* Trecho do documento *
──────────
Formar indivíduos autônomos e capazes de tomar decisões informadas e conscientes sempre foi a grande tarefa da sociedade. O desafio que se coloca neste momento é prepará-las para que possam aproveitar as oportunidades que se apresentam no universo digital sem tornarem-se dependentes dele. Trata-se de ensinar (e aprender com eles) como funciona a internet, os algoritmos, como as redes moldam nosso comportamento e buscar alternativas que ampliem o seu leque de experiências. Crianças e adolescentes devem exercitar o direito de ir e vir tanto no mundo on como offline, aprendendo não apenas os mecanismos que regem seu funcionamento e o negócio que representam, mas sobretudo a perguntar porque são assim e se não há alternativas para que funcionem de outra maneira. Devem aprender a questionar a ordem das coisas e a imaginar outras possibilidades, a usar a imaginação criando outros universos, experimentando outros modelos de ser e estar dentro e fora da internet.

Nesse sentido, a OCDE ressalta a importância da educação midiática como possibilidade de ampliar o empoderamento das crianças. Distinguir fatos de opiniões, entender o funcionamento do autoplay do TikTok, por exemplo, são competências desejáveis para a formação de um cidadão potente, que desenvolverá a autoestima e a confiança necessárias para tomar decisões sustentáveis. Porém, vale lembrar que a educação para as mídias deve também formar para a aquisição do pensamento crítico. Ou seja, a educação midiática é para todos e deve ocorrer o tempo todo, porque antes de parar e pensar sobre o que se quer curtir, comentar, compartilhar ou postar, precisamos aprender a pensar. Se não sabemos refletir a respeito daquilo que nos acontece e num segundo momento buscar alternativas para transformar a nossa realidade, não seremos capazes de desenvolver competências e habilidades intelectuais e emocionais que nos permitam lidar com as mazelas trazidas pelas redes sociais – desinformação, ansiedade, depressão, ciberbullying, discurso de ódio, dentre outras. Talvez pareça pouco, além de difícil, empreender essa epopeia de educar em meio a esse caos que vivemos, mas, tal como os pais daquela escola, precisamos lembrar que não estamos sós e que é da soma das partes que cabem a cada um que se constrói o presente possível, de olho no futuro que queremos ter.
──────────
* Listagem extraída *

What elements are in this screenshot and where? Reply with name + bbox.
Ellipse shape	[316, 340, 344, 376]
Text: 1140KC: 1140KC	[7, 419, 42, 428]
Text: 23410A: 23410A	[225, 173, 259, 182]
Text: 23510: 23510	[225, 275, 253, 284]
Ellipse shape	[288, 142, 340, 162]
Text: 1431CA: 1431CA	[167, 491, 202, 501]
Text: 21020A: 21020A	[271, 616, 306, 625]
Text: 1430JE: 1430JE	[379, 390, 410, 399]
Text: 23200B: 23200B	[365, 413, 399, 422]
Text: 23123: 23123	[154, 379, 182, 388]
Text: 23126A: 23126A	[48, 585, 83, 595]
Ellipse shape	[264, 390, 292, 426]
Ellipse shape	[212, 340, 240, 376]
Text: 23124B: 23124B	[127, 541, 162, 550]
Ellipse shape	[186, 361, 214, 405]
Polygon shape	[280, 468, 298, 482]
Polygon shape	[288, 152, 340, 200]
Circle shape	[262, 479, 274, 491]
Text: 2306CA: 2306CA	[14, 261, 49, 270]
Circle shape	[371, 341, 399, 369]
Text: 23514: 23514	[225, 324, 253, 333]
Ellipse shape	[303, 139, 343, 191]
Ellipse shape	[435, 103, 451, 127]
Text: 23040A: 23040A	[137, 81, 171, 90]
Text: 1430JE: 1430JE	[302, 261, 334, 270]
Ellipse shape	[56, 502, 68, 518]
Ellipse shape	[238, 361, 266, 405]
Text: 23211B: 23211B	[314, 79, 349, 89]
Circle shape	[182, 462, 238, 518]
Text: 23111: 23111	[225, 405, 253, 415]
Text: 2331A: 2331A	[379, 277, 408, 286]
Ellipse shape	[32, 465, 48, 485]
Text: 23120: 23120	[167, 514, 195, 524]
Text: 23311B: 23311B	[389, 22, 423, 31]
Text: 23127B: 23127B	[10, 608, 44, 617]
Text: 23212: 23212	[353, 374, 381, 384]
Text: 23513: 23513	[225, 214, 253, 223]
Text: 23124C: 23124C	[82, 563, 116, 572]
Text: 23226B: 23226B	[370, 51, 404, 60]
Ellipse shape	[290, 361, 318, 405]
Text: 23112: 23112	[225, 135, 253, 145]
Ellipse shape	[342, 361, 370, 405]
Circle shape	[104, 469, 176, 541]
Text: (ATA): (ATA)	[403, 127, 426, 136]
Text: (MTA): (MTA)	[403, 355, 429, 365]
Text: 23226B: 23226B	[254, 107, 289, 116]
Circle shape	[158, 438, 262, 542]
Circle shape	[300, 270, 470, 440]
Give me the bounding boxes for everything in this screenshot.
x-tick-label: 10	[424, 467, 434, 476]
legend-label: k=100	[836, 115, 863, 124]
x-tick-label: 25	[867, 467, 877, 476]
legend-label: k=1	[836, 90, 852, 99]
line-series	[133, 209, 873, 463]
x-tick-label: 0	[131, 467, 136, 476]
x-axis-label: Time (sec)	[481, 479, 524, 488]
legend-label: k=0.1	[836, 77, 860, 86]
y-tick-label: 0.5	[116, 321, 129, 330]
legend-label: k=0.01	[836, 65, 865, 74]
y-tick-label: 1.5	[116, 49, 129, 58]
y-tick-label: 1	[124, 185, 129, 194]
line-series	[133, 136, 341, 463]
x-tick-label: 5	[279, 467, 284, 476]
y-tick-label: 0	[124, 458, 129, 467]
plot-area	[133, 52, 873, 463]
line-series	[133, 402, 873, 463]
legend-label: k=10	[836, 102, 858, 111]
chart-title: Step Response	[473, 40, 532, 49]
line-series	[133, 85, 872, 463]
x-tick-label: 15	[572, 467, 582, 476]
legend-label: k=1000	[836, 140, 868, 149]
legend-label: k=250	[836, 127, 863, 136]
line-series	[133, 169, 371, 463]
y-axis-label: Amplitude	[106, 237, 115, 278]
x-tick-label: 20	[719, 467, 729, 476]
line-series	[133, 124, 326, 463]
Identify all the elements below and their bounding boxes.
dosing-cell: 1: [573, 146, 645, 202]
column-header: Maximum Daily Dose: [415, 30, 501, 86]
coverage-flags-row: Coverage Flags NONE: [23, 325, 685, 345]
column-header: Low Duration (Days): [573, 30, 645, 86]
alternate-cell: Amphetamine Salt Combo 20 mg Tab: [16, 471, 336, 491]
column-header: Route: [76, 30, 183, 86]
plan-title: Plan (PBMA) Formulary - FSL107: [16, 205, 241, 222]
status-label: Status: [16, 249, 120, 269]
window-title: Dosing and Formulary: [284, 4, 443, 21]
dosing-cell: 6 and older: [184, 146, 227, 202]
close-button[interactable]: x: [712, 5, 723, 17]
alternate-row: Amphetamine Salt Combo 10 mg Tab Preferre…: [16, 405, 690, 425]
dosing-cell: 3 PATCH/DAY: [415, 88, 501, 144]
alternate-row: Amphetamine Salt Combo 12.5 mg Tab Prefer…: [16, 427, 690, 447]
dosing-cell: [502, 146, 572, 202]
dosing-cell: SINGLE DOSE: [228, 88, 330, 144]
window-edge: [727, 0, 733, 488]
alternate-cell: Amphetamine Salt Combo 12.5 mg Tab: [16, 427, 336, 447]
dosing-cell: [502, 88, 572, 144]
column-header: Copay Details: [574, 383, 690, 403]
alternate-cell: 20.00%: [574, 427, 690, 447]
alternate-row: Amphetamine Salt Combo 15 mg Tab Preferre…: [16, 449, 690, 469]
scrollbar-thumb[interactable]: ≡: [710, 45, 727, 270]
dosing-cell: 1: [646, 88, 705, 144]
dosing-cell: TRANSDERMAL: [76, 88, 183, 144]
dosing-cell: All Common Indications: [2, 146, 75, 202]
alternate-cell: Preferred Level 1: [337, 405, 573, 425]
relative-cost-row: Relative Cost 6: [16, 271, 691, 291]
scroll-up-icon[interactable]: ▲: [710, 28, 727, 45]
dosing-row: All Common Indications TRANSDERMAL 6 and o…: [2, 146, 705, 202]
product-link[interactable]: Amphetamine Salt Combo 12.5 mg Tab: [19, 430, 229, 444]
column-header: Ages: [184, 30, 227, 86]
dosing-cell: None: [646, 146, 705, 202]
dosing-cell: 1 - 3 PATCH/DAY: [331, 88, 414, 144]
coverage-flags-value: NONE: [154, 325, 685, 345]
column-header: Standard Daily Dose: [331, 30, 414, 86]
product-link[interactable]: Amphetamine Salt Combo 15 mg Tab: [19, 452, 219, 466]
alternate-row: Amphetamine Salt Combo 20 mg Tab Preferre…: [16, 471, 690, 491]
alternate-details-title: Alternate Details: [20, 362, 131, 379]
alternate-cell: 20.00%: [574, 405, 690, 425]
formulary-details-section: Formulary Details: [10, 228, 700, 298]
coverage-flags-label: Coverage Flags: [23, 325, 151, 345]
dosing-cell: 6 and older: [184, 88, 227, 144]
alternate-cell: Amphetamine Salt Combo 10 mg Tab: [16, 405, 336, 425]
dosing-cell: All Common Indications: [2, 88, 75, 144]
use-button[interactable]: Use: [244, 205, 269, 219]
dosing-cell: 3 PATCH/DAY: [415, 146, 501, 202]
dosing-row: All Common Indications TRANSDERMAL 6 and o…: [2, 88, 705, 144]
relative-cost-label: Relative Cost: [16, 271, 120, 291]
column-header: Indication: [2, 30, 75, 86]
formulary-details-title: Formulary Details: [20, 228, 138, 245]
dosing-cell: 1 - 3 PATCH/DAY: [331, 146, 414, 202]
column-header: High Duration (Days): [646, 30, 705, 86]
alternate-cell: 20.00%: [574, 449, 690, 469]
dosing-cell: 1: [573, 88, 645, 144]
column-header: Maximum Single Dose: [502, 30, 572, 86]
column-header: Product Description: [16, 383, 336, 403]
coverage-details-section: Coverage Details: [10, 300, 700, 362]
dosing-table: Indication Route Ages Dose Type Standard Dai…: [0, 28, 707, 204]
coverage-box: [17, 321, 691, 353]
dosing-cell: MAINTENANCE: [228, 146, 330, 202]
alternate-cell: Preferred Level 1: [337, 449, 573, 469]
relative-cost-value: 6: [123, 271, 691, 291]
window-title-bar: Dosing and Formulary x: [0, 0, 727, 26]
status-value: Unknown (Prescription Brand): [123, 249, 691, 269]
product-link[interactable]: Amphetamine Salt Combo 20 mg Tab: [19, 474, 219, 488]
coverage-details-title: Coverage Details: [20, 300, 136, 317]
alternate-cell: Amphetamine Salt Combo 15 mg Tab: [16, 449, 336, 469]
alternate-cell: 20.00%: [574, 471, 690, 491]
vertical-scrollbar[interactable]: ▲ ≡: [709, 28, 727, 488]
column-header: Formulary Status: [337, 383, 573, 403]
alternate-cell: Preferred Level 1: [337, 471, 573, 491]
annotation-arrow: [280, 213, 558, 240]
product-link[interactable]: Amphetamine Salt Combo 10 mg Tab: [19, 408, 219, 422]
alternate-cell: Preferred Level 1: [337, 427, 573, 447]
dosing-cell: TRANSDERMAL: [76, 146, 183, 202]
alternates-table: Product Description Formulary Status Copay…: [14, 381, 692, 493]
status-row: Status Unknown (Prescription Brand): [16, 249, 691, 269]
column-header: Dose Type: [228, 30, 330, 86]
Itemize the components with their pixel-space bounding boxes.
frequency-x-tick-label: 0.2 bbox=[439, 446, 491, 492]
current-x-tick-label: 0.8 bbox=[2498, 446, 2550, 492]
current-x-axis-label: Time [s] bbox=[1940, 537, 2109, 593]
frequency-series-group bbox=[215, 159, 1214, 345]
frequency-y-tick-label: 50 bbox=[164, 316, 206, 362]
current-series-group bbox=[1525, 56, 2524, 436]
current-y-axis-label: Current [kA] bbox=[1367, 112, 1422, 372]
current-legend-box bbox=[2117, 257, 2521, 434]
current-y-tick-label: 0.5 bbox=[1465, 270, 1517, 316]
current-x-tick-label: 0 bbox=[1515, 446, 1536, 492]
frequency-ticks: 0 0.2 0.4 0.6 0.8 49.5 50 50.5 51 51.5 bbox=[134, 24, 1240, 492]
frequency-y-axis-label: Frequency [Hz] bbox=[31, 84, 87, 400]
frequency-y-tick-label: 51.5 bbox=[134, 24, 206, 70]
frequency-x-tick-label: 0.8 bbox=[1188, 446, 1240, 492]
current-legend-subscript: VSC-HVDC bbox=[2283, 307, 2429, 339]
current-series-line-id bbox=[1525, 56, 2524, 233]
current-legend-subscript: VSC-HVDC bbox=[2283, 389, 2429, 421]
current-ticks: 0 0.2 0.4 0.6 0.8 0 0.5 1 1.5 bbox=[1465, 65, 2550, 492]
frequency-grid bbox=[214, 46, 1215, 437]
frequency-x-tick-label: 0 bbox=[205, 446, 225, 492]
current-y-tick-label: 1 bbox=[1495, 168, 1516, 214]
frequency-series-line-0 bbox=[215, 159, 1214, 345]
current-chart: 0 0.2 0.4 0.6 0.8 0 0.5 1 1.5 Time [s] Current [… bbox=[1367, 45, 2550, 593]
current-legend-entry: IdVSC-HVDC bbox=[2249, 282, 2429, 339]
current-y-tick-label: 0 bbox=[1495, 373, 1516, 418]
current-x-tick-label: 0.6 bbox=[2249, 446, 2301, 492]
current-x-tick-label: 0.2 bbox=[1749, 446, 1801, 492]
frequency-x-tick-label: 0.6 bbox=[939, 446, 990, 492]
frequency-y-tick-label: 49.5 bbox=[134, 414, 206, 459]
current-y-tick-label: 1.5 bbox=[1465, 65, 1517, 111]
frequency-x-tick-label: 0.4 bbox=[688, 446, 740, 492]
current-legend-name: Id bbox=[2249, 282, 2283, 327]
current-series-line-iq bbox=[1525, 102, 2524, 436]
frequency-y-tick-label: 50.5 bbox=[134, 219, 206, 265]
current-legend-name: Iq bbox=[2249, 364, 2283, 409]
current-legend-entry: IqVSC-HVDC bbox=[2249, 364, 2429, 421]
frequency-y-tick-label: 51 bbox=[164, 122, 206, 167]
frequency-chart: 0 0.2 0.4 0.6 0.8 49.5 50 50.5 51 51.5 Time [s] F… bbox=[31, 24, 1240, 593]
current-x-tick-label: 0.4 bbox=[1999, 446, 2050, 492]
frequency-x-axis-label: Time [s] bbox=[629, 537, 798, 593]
──────────
* Instruções do exercício *
Dê continuidade ao texto sobre a formação de crianças e adolescentes para o mundo digital, começando logo após a última frase apresentada.

* Resposta ao exercício *
Januária Cristina Alves é mestre em comunicação social pela ECA/USP (Escola de Comunicações e Artes da Universidade de São Paulo), jornalista, educomunicadora, autora de mais de 50 livros infantojuvenis, duas vezes vencedora do Prêmio Jabuti de Literatura Brasileira, coautora do livro “Como não ser enganado pelas fake news” (editora Moderna) e autora de “#XôFakeNews – Uma história de verdades e mentiras”. É membro da Associação Brasileira de pesquisadores e Profissionais em Educomunicação – ABPEducom e da Mil Alliance, a Aliança Global para Parcerias em Alfabetização Midiática e Informacional da Unesco.

Artigo publicado no portal NEXO em 06 de junho de 2024.